** START OF EXTRACTED INFORMATION **

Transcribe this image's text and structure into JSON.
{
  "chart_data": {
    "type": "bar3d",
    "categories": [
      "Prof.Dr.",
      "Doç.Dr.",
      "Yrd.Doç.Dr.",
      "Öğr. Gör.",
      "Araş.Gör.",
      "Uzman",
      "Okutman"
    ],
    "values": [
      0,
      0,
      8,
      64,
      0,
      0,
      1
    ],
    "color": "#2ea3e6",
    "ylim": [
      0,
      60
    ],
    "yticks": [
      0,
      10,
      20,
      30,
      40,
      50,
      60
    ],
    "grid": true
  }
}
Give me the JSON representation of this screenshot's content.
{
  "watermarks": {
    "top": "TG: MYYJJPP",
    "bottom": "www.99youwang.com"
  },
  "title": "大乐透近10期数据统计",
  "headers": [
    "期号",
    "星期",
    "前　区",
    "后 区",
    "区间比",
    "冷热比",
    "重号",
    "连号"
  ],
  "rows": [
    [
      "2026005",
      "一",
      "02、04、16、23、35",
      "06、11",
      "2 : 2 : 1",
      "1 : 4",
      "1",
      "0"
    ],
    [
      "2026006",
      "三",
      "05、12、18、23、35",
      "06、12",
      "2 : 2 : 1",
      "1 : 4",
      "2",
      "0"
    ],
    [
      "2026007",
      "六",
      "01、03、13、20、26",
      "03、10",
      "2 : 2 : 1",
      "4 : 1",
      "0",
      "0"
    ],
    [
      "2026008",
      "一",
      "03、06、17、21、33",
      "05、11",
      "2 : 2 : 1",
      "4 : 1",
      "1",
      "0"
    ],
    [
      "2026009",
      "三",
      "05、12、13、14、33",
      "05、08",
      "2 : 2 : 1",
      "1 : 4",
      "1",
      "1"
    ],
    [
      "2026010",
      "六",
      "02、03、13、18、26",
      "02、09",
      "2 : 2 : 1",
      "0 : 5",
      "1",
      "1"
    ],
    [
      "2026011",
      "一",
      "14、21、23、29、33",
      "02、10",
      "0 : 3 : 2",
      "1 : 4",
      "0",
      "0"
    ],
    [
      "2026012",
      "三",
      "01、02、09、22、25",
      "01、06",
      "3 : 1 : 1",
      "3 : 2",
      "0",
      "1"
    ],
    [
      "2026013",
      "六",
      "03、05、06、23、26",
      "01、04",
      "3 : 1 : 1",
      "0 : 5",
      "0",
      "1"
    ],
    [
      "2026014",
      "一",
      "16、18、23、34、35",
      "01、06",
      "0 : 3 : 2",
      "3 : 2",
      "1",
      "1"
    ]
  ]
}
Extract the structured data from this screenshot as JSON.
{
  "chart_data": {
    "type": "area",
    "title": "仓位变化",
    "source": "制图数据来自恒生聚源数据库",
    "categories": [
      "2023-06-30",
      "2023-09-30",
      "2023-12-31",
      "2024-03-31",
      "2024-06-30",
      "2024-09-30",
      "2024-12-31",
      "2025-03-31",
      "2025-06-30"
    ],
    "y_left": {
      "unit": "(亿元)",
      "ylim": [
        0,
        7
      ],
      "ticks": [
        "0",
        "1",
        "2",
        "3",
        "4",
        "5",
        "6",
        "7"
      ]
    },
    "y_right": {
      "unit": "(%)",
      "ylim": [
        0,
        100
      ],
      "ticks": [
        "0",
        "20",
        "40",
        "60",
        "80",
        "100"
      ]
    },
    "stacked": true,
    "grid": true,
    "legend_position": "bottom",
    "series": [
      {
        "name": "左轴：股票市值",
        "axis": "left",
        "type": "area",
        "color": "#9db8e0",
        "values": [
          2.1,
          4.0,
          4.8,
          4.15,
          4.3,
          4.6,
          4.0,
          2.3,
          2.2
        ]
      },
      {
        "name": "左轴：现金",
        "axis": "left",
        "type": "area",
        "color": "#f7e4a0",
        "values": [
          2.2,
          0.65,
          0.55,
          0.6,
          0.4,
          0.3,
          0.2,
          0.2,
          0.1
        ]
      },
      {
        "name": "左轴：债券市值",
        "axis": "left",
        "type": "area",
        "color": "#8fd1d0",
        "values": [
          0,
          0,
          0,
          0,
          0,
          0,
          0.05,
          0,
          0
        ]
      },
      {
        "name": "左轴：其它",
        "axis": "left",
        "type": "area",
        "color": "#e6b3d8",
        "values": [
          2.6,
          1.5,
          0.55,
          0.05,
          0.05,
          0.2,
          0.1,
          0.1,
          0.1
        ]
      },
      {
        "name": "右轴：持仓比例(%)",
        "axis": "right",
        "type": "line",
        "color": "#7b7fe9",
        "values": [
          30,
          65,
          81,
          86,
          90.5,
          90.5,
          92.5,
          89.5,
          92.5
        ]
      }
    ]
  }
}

** END OF EXTRACTED INFORMATION **

■ GIVEN REQUEST ■
Work out the count of lines containing the word "this", then write only that count.

■ SOLUTION ■
3